Transcribe each record below word for word.

**SUPPLIED ENTRIES**.
────

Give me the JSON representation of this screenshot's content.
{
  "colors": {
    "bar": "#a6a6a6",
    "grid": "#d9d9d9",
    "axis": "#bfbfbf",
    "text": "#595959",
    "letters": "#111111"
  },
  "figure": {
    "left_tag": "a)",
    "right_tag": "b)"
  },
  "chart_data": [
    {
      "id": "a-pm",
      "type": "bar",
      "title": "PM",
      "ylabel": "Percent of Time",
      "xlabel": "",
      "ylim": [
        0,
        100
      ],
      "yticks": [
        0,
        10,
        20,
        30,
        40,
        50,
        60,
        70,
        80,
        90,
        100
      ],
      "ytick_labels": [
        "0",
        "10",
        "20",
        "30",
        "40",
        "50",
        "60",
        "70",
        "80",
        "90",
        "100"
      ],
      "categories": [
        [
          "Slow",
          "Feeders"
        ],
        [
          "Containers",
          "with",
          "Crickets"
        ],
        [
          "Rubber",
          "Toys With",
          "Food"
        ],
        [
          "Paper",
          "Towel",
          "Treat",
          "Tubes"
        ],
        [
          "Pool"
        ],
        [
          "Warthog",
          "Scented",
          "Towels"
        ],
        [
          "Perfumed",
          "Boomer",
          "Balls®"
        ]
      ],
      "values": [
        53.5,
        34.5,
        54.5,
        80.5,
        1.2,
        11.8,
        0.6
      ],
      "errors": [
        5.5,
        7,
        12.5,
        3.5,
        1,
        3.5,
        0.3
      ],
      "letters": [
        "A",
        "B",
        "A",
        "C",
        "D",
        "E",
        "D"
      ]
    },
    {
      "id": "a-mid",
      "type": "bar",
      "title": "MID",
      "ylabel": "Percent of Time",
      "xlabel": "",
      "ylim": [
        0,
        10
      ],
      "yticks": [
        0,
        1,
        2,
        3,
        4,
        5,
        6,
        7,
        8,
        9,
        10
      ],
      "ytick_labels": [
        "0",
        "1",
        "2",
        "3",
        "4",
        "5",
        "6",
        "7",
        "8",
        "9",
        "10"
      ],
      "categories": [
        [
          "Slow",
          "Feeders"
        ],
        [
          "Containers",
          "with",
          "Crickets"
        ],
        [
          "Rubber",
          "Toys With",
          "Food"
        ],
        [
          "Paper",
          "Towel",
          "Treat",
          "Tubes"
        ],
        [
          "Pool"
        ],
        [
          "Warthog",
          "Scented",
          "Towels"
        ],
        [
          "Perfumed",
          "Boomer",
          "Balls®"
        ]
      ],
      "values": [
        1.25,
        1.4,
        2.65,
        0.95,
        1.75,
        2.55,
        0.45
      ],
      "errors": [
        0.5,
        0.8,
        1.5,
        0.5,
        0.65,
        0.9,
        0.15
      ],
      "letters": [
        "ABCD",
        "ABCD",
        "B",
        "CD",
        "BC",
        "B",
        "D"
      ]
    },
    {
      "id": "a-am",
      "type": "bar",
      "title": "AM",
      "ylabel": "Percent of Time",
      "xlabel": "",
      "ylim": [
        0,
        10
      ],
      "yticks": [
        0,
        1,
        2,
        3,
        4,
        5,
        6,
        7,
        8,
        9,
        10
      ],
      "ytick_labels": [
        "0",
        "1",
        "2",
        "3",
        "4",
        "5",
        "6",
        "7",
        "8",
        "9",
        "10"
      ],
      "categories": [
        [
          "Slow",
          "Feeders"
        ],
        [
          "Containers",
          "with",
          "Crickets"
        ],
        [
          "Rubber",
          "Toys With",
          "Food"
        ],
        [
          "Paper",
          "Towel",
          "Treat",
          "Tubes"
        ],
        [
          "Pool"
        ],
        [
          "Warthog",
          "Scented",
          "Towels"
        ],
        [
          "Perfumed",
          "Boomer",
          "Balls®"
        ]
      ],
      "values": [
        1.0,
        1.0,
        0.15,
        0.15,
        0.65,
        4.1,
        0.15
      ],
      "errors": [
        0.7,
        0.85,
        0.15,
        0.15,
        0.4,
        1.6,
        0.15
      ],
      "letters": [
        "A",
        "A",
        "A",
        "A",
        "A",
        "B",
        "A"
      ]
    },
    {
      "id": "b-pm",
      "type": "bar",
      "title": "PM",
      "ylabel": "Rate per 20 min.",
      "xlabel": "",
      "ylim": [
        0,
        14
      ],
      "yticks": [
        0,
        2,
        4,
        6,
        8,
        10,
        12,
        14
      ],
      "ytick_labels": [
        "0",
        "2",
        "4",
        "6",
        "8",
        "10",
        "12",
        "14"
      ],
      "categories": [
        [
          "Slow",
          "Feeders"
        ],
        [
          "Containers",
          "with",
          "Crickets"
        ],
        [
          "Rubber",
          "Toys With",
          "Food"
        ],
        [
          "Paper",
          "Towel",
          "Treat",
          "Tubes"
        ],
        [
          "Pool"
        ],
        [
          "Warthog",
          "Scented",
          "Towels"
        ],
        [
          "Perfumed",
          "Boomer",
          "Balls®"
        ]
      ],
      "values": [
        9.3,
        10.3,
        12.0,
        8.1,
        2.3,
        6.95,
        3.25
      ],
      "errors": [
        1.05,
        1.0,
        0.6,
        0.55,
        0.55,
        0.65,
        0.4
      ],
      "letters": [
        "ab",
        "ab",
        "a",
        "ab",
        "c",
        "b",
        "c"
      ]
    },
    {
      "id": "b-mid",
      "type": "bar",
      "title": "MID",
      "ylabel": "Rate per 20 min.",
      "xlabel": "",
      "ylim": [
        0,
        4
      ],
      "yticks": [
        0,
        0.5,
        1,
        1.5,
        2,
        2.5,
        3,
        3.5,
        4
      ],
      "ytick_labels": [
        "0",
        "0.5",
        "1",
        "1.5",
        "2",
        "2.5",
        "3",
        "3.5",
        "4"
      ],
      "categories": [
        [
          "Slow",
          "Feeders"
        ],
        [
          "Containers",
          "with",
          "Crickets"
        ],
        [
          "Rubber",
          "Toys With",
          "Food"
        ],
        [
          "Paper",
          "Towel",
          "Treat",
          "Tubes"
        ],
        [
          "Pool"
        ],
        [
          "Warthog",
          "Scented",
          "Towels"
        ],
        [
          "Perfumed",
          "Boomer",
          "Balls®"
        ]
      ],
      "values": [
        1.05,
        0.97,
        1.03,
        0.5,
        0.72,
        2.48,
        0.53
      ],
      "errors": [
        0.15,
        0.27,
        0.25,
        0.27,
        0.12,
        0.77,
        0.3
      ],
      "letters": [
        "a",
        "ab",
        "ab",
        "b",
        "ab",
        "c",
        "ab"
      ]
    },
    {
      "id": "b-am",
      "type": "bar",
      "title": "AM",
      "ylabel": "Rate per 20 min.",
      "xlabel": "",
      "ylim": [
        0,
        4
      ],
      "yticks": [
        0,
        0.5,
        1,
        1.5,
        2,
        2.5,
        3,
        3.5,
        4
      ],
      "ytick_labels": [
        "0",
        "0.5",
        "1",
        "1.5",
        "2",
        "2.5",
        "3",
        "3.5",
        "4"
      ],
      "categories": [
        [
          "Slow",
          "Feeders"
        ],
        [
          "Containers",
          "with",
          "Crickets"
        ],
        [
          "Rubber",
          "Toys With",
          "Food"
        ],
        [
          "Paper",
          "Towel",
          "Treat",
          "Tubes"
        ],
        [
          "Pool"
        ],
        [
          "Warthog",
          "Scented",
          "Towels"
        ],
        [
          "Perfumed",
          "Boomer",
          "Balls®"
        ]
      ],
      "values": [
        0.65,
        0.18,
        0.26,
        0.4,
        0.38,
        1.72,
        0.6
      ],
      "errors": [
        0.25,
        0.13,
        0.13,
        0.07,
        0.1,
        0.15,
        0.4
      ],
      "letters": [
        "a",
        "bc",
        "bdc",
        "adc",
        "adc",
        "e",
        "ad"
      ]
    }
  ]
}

────

**FINAL RESULT**.
Give me the JSON representation of this screenshot's content.
{
  "colors": {
    "bar": "#a6a6a6",
    "grid": "#d9d9d9",
    "axis": "#bfbfbf",
    "text": "#595959",
    "letters": "#111111"
  },
  "figure": {
    "left_tag": "a)",
    "right_tag": "b)"
  },
  "chart_data": [
    {
      "id": "a-pm",
      "type": "bar",
      "title": "PM",
      "ylabel": "Percent of Time",
      "xlabel": "",
      "ylim": [
        0,
        100
      ],
      "yticks": [
        0,
        10,
        20,
        30,
        40,
        50,
        60,
        70,
        80,
        90,
        100
      ],
      "ytick_labels": [
        "0",
        "10",
        "20",
        "30",
        "40",
        "50",
        "60",
        "70",
        "80",
        "90",
        "100"
      ],
      "categories": [
        [
          "Slow",
          "Feeders"
        ],
        [
          "Containers",
          "with",
          "Crickets"
        ],
        [
          "Rubber",
          "Toys With",
          "Food"
        ],
        [
          "Paper",
          "Towel",
          "Treat",
          "Tubes"
        ],
        [
          "Pool"
        ],
        [
          "Warthog",
          "Scented",
          "Towels"
        ],
        [
          "Perfumed",
          "Boomer",
          "Balls®"
        ]
      ],
      "values": [
        53.5,
        34.5,
        54.5,
        80.5,
        1.2,
        11.8,
        0.6
      ],
      "errors": [
        5.5,
        7,
        12.5,
        3.5,
        1,
        3.5,
        0.3
      ],
      "letters": [
        "A",
        "B",
        "A",
        "C",
        "D",
        "E",
        "D"
      ]
    },
    {
      "id": "a-mid",
      "type": "bar",
      "title": "MID",
      "ylabel": "Percent of Time",
      "xlabel": "",
      "ylim": [
        0,
        10
      ],
      "yticks": [
        0,
        1,
        2,
        3,
        4,
        5,
        6,
        7,
        8,
        9,
        10
      ],
      "ytick_labels": [
        "0",
        "1",
        "2",
        "3",
        "4",
        "5",
        "6",
        "7",
        "8",
        "9",
        "10"
      ],
      "categories": [
        [
          "Slow",
          "Feeders"
        ],
        [
          "Containers",
          "with",
          "Crickets"
        ],
        [
          "Rubber",
          "Toys With",
          "Food"
        ],
        [
          "Paper",
          "Towel",
          "Treat",
          "Tubes"
        ],
        [
          "Pool"
        ],
        [
          "Warthog",
          "Scented",
          "Towels"
        ],
        [
          "Perfumed",
          "Boomer",
          "Balls®"
        ]
      ],
      "values": [
        1.25,
        1.4,
        2.65,
        0.95,
        1.75,
        2.55,
        0.45
      ],
      "errors": [
        0.5,
        0.8,
        1.5,
        0.5,
        0.65,
        0.9,
        0.15
      ],
      "letters": [
        "ABCD",
        "ABCD",
        "B",
        "CD",
        "BC",
        "B",
        "D"
      ]
    },
    {
      "id": "a-am",
      "type": "bar",
      "title": "AM",
      "ylabel": "Percent of Time",
      "xlabel": "",
      "ylim": [
        0,
        10
      ],
      "yticks": [
        0,
        1,
        2,
        3,
        4,
        5,
        6,
        7,
        8,
        9,
        10
      ],
      "ytick_labels": [
        "0",
        "1",
        "2",
        "3",
        "4",
        "5",
        "6",
        "7",
        "8",
        "9",
        "10"
      ],
      "categories": [
        [
          "Slow",
          "Feeders"
        ],
        [
          "Containers",
          "with",
          "Crickets"
        ],
        [
          "Rubber",
          "Toys With",
          "Food"
        ],
        [
          "Paper",
          "Towel",
          "Treat",
          "Tubes"
        ],
        [
          "Pool"
        ],
        [
          "Warthog",
          "Scented",
          "Towels"
        ],
        [
          "Perfumed",
          "Boomer",
          "Balls®"
        ]
      ],
      "values": [
        1.0,
        1.0,
        0.15,
        0.15,
        0.65,
        4.1,
        0.15
      ],
      "errors": [
        0.7,
        0.85,
        0.15,
        0.15,
        0.4,
        1.6,
        0.15
      ],
      "letters": [
        "A",
        "A",
        "A",
        "A",
        "A",
        "B",
        "A"
      ]
    },
    {
      "id": "b-pm",
      "type": "bar",
      "title": "PM",
      "ylabel": "Rate per 20 min.",
      "xlabel": "",
      "ylim": [
        0,
        14
      ],
      "yticks": [
        0,
        2,
        4,
        6,
        8,
        10,
        12,
        14
      ],
      "ytick_labels": [
        "0",
        "2",
        "4",
        "6",
        "8",
        "10",
        "12",
        "14"
      ],
      "categories": [
        [
          "Slow",
          "Feeders"
        ],
        [
          "Containers",
          "with",
          "Crickets"
        ],
        [
          "Rubber",
          "Toys With",
          "Food"
        ],
        [
          "Paper",
          "Towel",
          "Treat",
          "Tubes"
        ],
        [
          "Pool"
        ],
        [
          "Warthog",
          "Scented",
          "Towels"
        ],
        [
          "Perfumed",
          "Boomer",
          "Balls®"
        ]
      ],
      "values": [
        9.3,
        10.3,
        12.0,
        8.1,
        2.3,
        6.95,
        3.25
      ],
      "errors": [
        1.05,
        1.0,
        0.6,
        0.55,
        0.55,
        0.65,
        0.4
      ],
      "letters": [
        "ab",
        "ab",
        "a",
        "ab",
        "c",
        "b",
        "c"
      ]
    },
    {
      "id": "b-mid",
      "type": "bar",
      "title": "MID",
      "ylabel": "Rate per 20 min.",
      "xlabel": "",
      "ylim": [
        0,
        4
      ],
      "yticks": [
        0,
        0.5,
        1,
        1.5,
        2,
        2.5,
        3,
        3.5,
        4
      ],
      "ytick_labels": [
        "0",
        "0.5",
        "1",
        "1.5",
        "2",
        "2.5",
        "3",
        "3.5",
        "4"
      ],
      "categories": [
        [
          "Slow",
          "Feeders"
        ],
        [
          "Containers",
          "with",
          "Crickets"
        ],
        [
          "Rubber",
          "Toys With",
          "Food"
        ],
        [
          "Paper",
          "Towel",
          "Treat",
          "Tubes"
        ],
        [
          "Pool"
        ],
        [
          "Warthog",
          "Scented",
          "Towels"
        ],
        [
          "Perfumed",
          "Boomer",
          "Balls®"
        ]
      ],
      "values": [
        1.05,
        0.97,
        1.03,
        0.5,
        0.72,
        2.48,
        0.53
      ],
      "errors": [
        0.15,
        0.27,
        0.25,
        0.27,
        0.12,
        0.77,
        0.3
      ],
      "letters": [
        "a",
        "ab",
        "ab",
        "b",
        "ab",
        "c",
        "ab"
      ]
    },
    {
      "id": "b-am",
      "type": "bar",
      "title": "AM",
      "ylabel": "Rate per 20 min.",
      "xlabel": "",
      "ylim": [
        0,
        4
      ],
      "yticks": [
        0,
        0.5,
        1,
        1.5,
        2,
        2.5,
        3,
        3.5,
        4
      ],
      "ytick_labels": [
        "0",
        "0.5",
        "1",
        "1.5",
        "2",
        "2.5",
        "3",
        "3.5",
        "4"
      ],
      "categories": [
        [
          "Slow",
          "Feeders"
        ],
        [
          "Containers",
          "with",
          "Crickets"
        ],
        [
          "Rubber",
          "Toys With",
          "Food"
        ],
        [
          "Paper",
          "Towel",
          "Treat",
          "Tubes"
        ],
        [
          "Pool"
        ],
        [
          "Warthog",
          "Scented",
          "Towels"
        ],
        [
          "Perfumed",
          "Boomer",
          "Balls®"
        ]
      ],
      "values": [
        0.65,
        0.18,
        0.26,
        0.4,
        0.38,
        1.72,
        0.6
      ],
      "errors": [
        0.25,
        0.13,
        0.13,
        0.07,
        0.1,
        0.15,
        0.4
      ],
      "letters": [
        "a",
        "bc",
        "bdc",
        "adc",
        "adc",
        "e",
        "ad"
      ]
    }
  ]
}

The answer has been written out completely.